Data entries
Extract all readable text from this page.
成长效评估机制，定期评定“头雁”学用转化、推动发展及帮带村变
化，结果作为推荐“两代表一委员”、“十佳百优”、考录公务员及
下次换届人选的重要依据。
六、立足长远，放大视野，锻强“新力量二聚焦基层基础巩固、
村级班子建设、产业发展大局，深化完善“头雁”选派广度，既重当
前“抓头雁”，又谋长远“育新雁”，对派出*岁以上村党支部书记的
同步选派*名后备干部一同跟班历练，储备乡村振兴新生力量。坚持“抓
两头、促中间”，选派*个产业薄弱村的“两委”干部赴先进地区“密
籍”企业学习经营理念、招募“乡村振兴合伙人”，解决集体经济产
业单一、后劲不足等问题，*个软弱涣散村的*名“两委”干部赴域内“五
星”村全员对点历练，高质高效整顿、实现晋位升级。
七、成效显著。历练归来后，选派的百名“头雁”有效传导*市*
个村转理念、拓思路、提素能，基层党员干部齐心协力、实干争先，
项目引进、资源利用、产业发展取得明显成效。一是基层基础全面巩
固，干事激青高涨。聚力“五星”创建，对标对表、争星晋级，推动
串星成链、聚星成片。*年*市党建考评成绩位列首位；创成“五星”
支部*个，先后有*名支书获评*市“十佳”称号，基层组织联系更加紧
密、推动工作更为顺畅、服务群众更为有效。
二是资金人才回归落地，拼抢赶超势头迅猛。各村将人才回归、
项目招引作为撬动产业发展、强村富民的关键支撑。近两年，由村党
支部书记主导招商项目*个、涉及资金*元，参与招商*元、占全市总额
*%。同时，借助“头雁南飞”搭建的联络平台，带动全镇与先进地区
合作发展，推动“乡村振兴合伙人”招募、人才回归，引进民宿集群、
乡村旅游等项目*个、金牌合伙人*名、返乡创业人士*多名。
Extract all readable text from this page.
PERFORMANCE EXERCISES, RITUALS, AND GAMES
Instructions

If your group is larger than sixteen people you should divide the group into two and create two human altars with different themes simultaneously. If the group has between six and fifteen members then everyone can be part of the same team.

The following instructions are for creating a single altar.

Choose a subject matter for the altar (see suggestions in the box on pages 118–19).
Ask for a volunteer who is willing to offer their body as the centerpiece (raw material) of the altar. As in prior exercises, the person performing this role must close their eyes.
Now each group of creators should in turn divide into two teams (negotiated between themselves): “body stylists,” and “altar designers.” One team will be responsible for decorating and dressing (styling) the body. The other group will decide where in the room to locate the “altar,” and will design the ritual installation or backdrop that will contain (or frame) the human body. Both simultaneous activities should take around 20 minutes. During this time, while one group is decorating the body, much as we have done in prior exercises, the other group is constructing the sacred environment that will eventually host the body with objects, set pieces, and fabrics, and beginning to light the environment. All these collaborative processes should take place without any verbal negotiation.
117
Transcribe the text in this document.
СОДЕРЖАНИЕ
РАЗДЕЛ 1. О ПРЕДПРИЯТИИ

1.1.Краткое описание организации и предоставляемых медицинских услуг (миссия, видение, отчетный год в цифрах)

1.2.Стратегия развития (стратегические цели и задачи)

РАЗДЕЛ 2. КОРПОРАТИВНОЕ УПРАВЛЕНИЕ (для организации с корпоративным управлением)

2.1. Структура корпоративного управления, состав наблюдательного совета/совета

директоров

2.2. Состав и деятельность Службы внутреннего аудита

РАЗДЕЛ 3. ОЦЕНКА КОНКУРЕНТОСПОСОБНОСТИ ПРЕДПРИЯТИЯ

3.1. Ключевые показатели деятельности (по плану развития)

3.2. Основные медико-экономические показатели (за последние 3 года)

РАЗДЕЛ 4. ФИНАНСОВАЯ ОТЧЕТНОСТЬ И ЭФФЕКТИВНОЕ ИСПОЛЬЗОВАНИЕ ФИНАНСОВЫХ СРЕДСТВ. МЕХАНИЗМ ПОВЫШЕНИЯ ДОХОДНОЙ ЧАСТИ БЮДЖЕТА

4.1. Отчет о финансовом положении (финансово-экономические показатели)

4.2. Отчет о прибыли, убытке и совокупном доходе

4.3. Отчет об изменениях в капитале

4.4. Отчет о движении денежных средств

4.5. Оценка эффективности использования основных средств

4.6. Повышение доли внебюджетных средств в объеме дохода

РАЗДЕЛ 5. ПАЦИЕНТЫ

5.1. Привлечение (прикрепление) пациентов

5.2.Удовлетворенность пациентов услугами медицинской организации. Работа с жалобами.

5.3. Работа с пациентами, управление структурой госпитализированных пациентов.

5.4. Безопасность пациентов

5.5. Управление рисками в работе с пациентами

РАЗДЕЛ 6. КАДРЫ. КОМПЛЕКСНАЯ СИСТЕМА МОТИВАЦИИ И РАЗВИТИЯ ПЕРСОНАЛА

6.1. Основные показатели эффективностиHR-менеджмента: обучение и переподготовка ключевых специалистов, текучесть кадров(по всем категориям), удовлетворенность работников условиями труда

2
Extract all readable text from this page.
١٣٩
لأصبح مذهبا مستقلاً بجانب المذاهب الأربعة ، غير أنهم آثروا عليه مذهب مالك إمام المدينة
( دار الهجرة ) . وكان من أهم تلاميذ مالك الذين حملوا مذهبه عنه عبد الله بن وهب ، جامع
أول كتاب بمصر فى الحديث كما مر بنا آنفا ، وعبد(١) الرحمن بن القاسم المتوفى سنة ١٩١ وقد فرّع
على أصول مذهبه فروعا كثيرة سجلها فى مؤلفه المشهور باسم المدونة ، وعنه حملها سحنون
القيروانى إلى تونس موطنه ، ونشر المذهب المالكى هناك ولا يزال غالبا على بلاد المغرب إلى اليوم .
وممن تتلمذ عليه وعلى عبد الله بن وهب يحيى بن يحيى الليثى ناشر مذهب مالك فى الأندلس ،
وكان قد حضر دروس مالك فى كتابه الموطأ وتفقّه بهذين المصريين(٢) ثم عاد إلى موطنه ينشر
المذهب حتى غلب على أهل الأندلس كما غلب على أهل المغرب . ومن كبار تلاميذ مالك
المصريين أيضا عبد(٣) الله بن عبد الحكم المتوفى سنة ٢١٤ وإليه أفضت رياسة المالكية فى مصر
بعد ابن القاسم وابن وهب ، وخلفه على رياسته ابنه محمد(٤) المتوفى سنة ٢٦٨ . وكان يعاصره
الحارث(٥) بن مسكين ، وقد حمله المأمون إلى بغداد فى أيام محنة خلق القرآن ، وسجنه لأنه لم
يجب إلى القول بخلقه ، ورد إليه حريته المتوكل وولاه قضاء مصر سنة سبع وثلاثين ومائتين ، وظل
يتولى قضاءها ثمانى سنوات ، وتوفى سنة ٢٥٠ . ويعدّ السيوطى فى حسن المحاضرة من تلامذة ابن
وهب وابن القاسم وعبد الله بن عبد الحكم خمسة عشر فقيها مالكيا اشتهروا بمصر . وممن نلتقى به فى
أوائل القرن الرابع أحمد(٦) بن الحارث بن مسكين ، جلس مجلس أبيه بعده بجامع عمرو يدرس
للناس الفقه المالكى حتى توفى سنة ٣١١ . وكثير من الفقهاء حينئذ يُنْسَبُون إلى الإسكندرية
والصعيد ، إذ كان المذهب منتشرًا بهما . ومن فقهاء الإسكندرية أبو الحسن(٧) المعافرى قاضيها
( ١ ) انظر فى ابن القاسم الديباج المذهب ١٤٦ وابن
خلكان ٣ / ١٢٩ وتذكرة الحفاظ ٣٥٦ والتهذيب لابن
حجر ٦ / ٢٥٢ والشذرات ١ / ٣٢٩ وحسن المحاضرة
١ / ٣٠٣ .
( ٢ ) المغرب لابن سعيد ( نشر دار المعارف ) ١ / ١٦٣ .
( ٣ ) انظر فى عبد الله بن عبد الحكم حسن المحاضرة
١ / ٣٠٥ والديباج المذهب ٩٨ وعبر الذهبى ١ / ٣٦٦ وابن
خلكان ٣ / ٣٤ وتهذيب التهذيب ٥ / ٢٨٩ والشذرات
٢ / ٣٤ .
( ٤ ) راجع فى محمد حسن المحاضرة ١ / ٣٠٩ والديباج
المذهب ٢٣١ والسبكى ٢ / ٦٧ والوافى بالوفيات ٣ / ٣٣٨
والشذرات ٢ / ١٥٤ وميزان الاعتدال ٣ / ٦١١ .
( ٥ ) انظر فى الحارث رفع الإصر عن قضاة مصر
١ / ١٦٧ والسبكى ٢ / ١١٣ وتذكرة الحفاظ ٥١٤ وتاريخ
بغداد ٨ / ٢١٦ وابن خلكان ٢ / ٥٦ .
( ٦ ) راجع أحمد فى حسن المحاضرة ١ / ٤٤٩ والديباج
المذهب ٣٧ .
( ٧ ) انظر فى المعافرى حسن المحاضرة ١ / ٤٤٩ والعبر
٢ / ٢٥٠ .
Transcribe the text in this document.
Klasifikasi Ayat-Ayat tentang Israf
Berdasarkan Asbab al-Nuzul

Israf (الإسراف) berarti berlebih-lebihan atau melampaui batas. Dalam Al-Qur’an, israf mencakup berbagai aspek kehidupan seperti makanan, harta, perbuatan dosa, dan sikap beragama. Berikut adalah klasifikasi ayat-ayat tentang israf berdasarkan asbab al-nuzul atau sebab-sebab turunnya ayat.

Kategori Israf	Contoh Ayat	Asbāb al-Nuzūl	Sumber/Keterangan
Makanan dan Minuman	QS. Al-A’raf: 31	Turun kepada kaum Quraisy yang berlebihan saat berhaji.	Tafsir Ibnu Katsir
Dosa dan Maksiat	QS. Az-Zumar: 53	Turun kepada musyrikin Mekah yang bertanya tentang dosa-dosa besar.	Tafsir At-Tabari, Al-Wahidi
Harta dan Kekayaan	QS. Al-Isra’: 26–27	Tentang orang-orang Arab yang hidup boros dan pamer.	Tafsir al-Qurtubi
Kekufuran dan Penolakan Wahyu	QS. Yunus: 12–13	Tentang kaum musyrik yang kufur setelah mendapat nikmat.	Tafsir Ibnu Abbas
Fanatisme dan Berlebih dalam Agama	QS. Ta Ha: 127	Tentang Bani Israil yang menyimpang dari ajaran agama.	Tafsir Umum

> [Short problem] Provide the number of lines in the entries that include "مذهبه", and no other text.

> [Finished exercise] 2